*Instruction*: Copy each line where the word "Only" occurs.

----- Input records -----

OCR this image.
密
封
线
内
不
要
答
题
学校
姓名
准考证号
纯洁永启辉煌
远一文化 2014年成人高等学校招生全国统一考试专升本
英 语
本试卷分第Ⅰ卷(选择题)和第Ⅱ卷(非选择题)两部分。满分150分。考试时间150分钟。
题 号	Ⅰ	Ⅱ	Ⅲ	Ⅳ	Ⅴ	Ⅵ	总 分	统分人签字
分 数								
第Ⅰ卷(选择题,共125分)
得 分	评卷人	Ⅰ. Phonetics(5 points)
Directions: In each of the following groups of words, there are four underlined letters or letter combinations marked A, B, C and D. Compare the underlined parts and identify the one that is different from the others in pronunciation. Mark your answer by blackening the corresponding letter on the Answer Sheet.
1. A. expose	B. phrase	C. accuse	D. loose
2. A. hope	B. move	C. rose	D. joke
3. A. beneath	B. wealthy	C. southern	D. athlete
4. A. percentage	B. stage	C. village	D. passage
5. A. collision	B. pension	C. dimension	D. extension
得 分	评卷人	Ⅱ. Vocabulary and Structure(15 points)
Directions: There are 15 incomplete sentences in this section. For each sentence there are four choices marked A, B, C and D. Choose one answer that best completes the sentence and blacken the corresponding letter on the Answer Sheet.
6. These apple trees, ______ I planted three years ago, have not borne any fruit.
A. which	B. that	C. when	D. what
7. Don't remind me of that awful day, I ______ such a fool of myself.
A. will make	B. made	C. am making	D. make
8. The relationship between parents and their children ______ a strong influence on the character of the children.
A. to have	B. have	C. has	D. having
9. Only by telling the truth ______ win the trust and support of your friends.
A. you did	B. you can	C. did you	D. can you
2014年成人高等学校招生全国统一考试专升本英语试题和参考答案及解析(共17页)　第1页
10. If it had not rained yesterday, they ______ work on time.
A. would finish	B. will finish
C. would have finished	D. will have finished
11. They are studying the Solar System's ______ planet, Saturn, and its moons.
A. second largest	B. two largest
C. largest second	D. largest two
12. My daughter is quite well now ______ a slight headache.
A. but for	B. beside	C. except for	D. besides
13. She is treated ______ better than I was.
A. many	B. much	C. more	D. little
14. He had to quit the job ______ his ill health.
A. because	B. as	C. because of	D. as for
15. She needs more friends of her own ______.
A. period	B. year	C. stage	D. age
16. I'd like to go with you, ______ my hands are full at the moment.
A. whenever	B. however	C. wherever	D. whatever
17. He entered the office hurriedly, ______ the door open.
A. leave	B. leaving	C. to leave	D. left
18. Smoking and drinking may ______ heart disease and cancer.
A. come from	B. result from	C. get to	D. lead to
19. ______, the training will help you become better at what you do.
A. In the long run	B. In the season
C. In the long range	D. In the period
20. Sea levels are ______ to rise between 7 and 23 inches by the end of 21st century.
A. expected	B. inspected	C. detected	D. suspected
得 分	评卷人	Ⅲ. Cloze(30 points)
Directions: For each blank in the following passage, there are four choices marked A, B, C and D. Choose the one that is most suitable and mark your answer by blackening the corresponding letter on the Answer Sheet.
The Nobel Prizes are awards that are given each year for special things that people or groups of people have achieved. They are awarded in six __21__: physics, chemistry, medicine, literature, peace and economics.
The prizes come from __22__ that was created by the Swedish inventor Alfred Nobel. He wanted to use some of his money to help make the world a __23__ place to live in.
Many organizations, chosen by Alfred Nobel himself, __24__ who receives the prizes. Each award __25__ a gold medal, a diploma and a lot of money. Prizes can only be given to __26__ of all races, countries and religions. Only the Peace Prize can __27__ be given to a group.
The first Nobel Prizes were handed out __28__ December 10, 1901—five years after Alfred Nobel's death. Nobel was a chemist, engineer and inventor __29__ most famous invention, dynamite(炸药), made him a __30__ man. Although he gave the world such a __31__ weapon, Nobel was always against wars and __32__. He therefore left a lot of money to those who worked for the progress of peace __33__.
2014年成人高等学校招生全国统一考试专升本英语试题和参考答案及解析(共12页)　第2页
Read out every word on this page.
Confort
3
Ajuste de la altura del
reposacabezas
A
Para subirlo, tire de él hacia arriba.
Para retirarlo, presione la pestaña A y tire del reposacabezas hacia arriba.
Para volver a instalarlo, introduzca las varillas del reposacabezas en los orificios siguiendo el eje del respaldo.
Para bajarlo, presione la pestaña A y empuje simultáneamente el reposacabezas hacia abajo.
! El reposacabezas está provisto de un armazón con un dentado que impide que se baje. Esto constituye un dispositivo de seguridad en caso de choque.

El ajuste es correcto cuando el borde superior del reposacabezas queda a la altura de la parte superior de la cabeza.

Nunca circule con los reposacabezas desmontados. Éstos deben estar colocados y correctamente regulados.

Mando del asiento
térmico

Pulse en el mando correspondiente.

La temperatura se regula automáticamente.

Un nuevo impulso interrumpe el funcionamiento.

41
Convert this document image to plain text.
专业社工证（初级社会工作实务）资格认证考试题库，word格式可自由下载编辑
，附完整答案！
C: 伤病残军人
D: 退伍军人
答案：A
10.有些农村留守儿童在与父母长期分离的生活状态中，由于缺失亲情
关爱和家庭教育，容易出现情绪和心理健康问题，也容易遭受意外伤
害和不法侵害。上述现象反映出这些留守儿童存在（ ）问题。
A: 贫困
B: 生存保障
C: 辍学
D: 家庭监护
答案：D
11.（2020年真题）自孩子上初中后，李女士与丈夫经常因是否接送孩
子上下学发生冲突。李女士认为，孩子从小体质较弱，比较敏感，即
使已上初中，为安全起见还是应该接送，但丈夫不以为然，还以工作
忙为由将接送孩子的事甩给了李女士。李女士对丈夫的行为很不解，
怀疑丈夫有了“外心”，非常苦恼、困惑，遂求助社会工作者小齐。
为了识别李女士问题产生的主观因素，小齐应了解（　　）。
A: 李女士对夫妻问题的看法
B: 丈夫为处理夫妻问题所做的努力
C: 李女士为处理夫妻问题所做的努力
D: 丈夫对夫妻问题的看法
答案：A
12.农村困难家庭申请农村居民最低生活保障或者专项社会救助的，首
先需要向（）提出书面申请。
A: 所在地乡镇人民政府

-----

*Task answer*:
9. Only by telling the truth ______ win the trust and support of your friends.
Many organizations, chosen by Alfred Nobel himself, __24__ who receives the prizes. Each award __25__ a gold medal, a diploma and a lot of money. Prizes can only be given to __26__ of all races, countries and religions. Only the Peace Prize can __27__ be given to a group.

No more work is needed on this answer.